* _THE TASK_
Count every line below that contains "intelligent", then state the total with no other output.

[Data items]
▼
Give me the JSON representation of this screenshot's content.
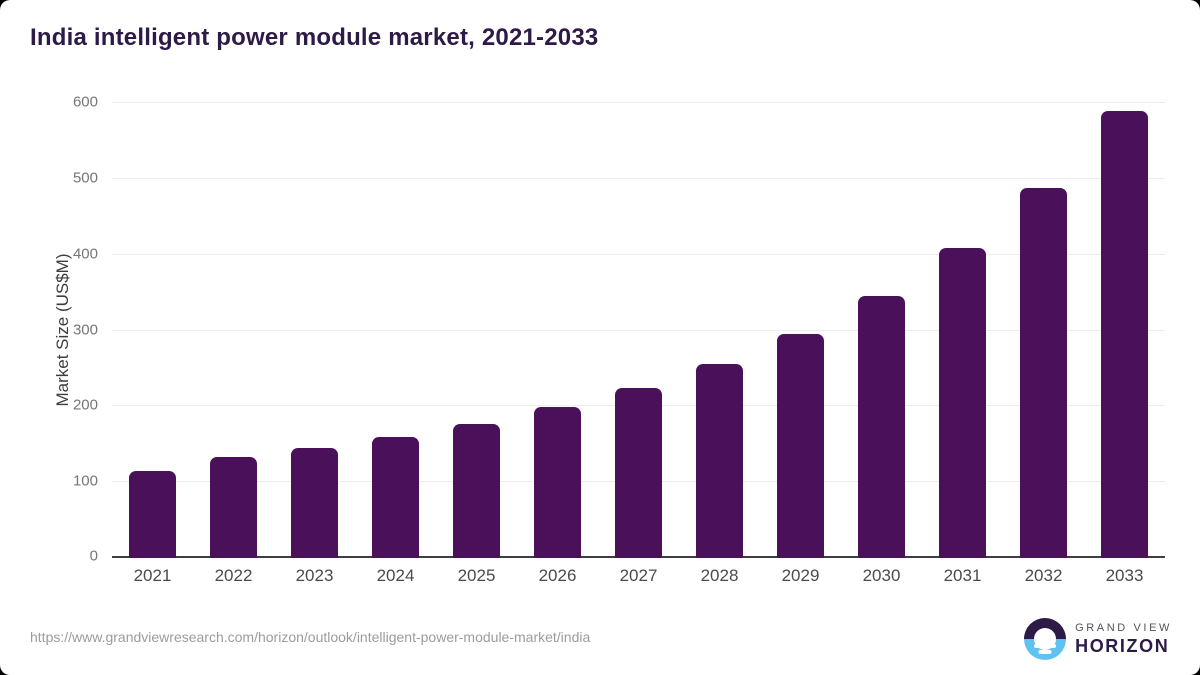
{
  "header": {
    "title": "India intelligent power module market, 2021-2033"
  },
  "chart_data": {
    "type": "bar",
    "title": "India intelligent power module market, 2021-2033",
    "categories": [
      "2021",
      "2022",
      "2023",
      "2024",
      "2025",
      "2026",
      "2027",
      "2028",
      "2029",
      "2030",
      "2031",
      "2032",
      "2033"
    ],
    "values": [
      115,
      133,
      145,
      159,
      177,
      199,
      224,
      256,
      296,
      345,
      409,
      488,
      590
    ],
    "xlabel": "",
    "ylabel": "Market Size (US$M)",
    "ylim": [
      0,
      600
    ],
    "yticks": [
      0,
      100,
      200,
      300,
      400,
      500,
      600
    ],
    "grid": "horizontal-only",
    "legend": "none",
    "bar_color": "#4a1059",
    "gridline_color": "#ececec",
    "axis_line_color": "#3f3f3f"
  },
  "footer": {
    "source_url": "https://www.grandviewresearch.com/horizon/outlook/intelligent-power-module-market/india",
    "logo": {
      "line1": "GRAND VIEW",
      "line2": "HORIZON",
      "circle_top_color": "#2e1a47",
      "circle_bottom_color": "#5ec3f0"
    }
  }
}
▲
* _SOLUTION FOR THIS EXERCISE_
3